What this task involves:
Make an exact copy of each entry, leaving out every picture.

━━━━

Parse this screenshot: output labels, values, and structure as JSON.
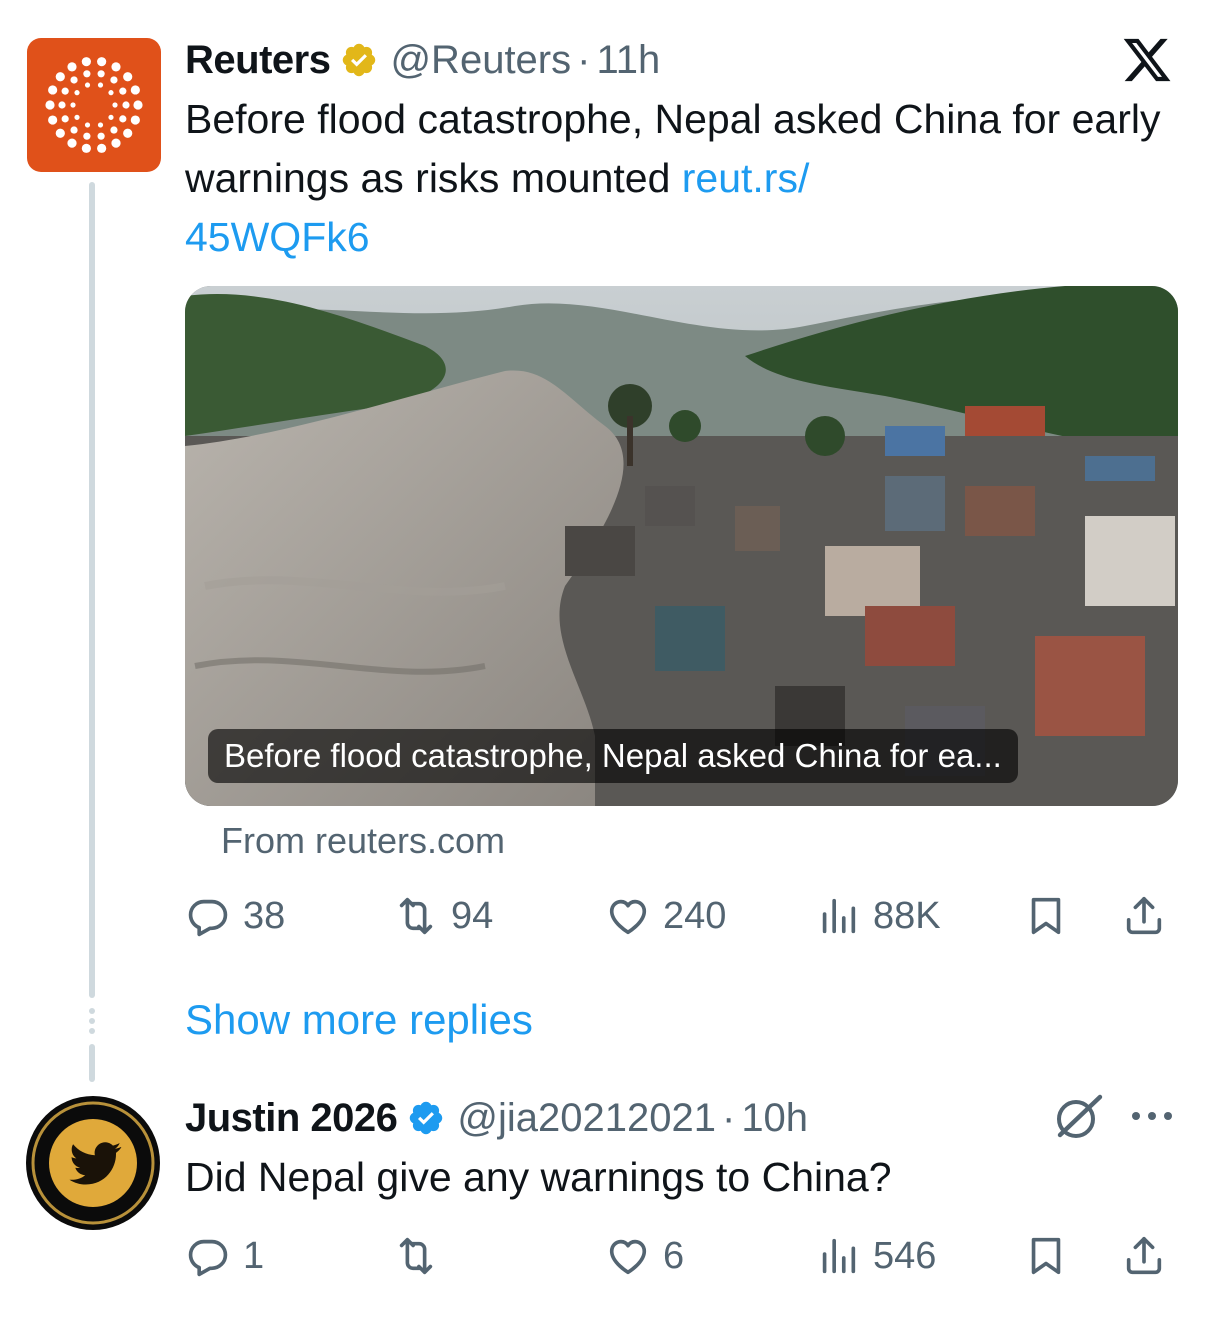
{
  "tweet": {
    "author_name": "Reuters",
    "author_handle": "@Reuters",
    "separator": "·",
    "time": "11h",
    "text": "Before flood catastrophe, Nepal asked China for early warnings as risks mounted ",
    "link_part1": "reut.rs/",
    "link_part2": "45WQFk6",
    "card_caption": "Before flood catastrophe, Nepal asked China for ea...",
    "card_source": "From reuters.com",
    "stats": {
      "replies": "38",
      "reposts": "94",
      "likes": "240",
      "views": "88K"
    },
    "verified_badge_color": "#e2b719",
    "avatar_color": "#e0511a"
  },
  "show_more_replies": "Show more replies",
  "reply": {
    "author_name": "Justin 2026",
    "author_handle": "@jia20212021",
    "separator": "·",
    "time": "10h",
    "text": "Did Nepal give any warnings to China?",
    "stats": {
      "replies": "1",
      "reposts": "",
      "likes": "6",
      "views": "546"
    },
    "verified_badge_color": "#1d9bf0"
  },
  "colors": {
    "link": "#1d9bf0",
    "secondary_text": "#536471",
    "thread_line": "#cfd9de"
  },
  "icons": [
    "x-logo-icon",
    "verified-badge-icon",
    "reply-icon",
    "repost-icon",
    "like-icon",
    "views-icon",
    "bookmark-icon",
    "share-icon",
    "grok-icon",
    "more-icon"
  ]
}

━━━━

Response:
Parse this screenshot: output labels, values, and structure as JSON.
{
  "tweet": {
    "author_name": "Reuters",
    "author_handle": "@Reuters",
    "separator": "·",
    "time": "11h",
    "text": "Before flood catastrophe, Nepal asked China for early warnings as risks mounted ",
    "link_part1": "reut.rs/",
    "link_part2": "45WQFk6",
    "card_caption": "Before flood catastrophe, Nepal asked China for ea...",
    "card_source": "From reuters.com",
    "stats": {
      "replies": "38",
      "reposts": "94",
      "likes": "240",
      "views": "88K"
    },
    "verified_badge_color": "#e2b719",
    "avatar_color": "#e0511a"
  },
  "show_more_replies": "Show more replies",
  "reply": {
    "author_name": "Justin 2026",
    "author_handle": "@jia20212021",
    "separator": "·",
    "time": "10h",
    "text": "Did Nepal give any warnings to China?",
    "stats": {
      "replies": "1",
      "reposts": "",
      "likes": "6",
      "views": "546"
    },
    "verified_badge_color": "#1d9bf0"
  },
  "colors": {
    "link": "#1d9bf0",
    "secondary_text": "#536471",
    "thread_line": "#cfd9de"
  },
  "icons": [
    "x-logo-icon",
    "verified-badge-icon",
    "reply-icon",
    "repost-icon",
    "like-icon",
    "views-icon",
    "bookmark-icon",
    "share-icon",
    "grok-icon",
    "more-icon"
  ]
}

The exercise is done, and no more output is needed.